→ Stored records:
>> Begin
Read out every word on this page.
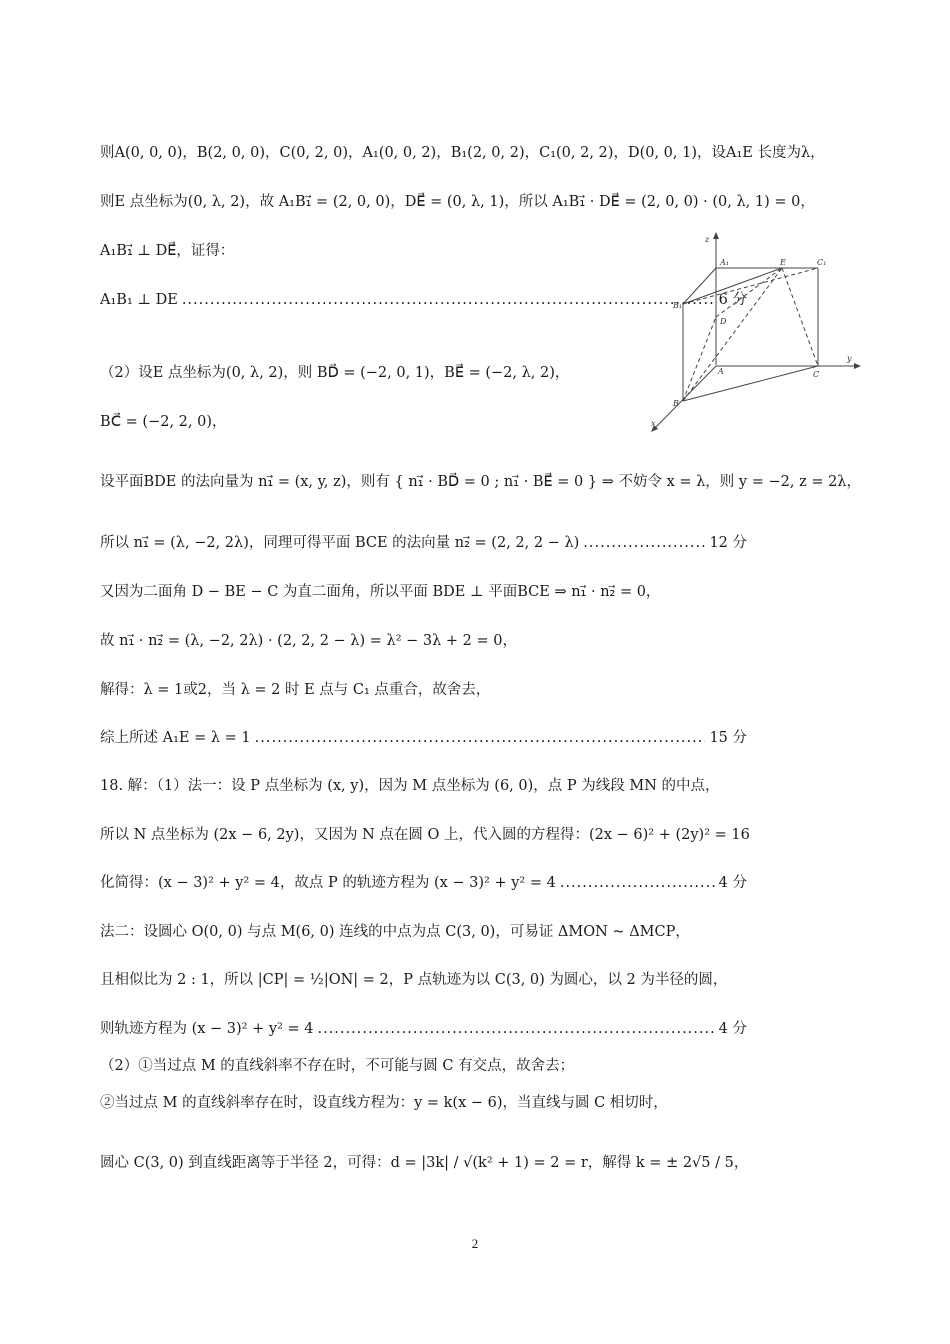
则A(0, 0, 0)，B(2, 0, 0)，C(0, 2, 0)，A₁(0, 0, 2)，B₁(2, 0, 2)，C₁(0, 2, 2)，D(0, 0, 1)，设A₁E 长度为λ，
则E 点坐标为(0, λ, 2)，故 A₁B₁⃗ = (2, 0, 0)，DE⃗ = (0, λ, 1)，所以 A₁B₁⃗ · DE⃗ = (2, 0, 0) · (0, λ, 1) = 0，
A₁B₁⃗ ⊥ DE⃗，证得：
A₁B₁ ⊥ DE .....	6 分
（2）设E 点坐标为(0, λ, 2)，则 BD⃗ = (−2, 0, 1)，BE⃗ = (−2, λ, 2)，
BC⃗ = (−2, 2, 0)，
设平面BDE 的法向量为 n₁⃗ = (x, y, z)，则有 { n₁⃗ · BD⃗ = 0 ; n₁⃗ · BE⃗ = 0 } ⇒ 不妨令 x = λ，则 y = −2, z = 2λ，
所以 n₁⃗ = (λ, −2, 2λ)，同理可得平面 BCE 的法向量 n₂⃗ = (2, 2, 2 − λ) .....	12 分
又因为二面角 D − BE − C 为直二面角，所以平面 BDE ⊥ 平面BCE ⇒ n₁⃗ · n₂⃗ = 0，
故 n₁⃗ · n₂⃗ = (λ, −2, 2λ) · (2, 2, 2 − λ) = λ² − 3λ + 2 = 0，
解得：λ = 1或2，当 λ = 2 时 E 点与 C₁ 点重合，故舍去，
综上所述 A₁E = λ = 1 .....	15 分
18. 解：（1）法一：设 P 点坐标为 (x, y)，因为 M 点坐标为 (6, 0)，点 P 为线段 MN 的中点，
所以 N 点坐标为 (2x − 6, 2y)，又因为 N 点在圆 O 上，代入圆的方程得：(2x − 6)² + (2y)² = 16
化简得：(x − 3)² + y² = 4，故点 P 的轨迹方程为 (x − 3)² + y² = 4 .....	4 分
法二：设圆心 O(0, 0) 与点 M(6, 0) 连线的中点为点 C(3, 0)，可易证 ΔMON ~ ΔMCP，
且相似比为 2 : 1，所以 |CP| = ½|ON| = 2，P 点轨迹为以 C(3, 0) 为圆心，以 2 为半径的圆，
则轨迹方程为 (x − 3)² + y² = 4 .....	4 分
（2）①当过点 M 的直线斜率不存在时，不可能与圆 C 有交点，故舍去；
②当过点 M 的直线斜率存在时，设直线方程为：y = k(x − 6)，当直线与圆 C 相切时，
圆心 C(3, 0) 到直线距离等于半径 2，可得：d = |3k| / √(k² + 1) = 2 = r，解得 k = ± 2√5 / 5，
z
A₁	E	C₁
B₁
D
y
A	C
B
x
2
>> End
→ Aim: Could you repeat all of the material exactly? Pictures should not be copied.

→ Result of this exercise:
Read out every word on this page.
则A(0, 0, 0)，B(2, 0, 0)，C(0, 2, 0)，A₁(0, 0, 2)，B₁(2, 0, 2)，C₁(0, 2, 2)，D(0, 0, 1)，设A₁E 长度为λ，
则E 点坐标为(0, λ, 2)，故 A₁B₁⃗ = (2, 0, 0)，DE⃗ = (0, λ, 1)，所以 A₁B₁⃗ · DE⃗ = (2, 0, 0) · (0, λ, 1) = 0，
A₁B₁⃗ ⊥ DE⃗，证得：
A₁B₁ ⊥ DE .....	6 分
（2）设E 点坐标为(0, λ, 2)，则 BD⃗ = (−2, 0, 1)，BE⃗ = (−2, λ, 2)，
BC⃗ = (−2, 2, 0)，
设平面BDE 的法向量为 n₁⃗ = (x, y, z)，则有 { n₁⃗ · BD⃗ = 0 ; n₁⃗ · BE⃗ = 0 } ⇒ 不妨令 x = λ，则 y = −2, z = 2λ，
所以 n₁⃗ = (λ, −2, 2λ)，同理可得平面 BCE 的法向量 n₂⃗ = (2, 2, 2 − λ) .....	12 分
又因为二面角 D − BE − C 为直二面角，所以平面 BDE ⊥ 平面BCE ⇒ n₁⃗ · n₂⃗ = 0，
故 n₁⃗ · n₂⃗ = (λ, −2, 2λ) · (2, 2, 2 − λ) = λ² − 3λ + 2 = 0，
解得：λ = 1或2，当 λ = 2 时 E 点与 C₁ 点重合，故舍去，
综上所述 A₁E = λ = 1 .....	15 分
18. 解：（1）法一：设 P 点坐标为 (x, y)，因为 M 点坐标为 (6, 0)，点 P 为线段 MN 的中点，
所以 N 点坐标为 (2x − 6, 2y)，又因为 N 点在圆 O 上，代入圆的方程得：(2x − 6)² + (2y)² = 16
化简得：(x − 3)² + y² = 4，故点 P 的轨迹方程为 (x − 3)² + y² = 4 .....	4 分
法二：设圆心 O(0, 0) 与点 M(6, 0) 连线的中点为点 C(3, 0)，可易证 ΔMON ~ ΔMCP，
且相似比为 2 : 1，所以 |CP| = ½|ON| = 2，P 点轨迹为以 C(3, 0) 为圆心，以 2 为半径的圆，
则轨迹方程为 (x − 3)² + y² = 4 .....	4 分
（2）①当过点 M 的直线斜率不存在时，不可能与圆 C 有交点，故舍去；
②当过点 M 的直线斜率存在时，设直线方程为：y = k(x − 6)，当直线与圆 C 相切时，
圆心 C(3, 0) 到直线距离等于半径 2，可得：d = |3k| / √(k² + 1) = 2 = r，解得 k = ± 2√5 / 5，
z
A₁	E	C₁
B₁
D
y
A	C
B
x
2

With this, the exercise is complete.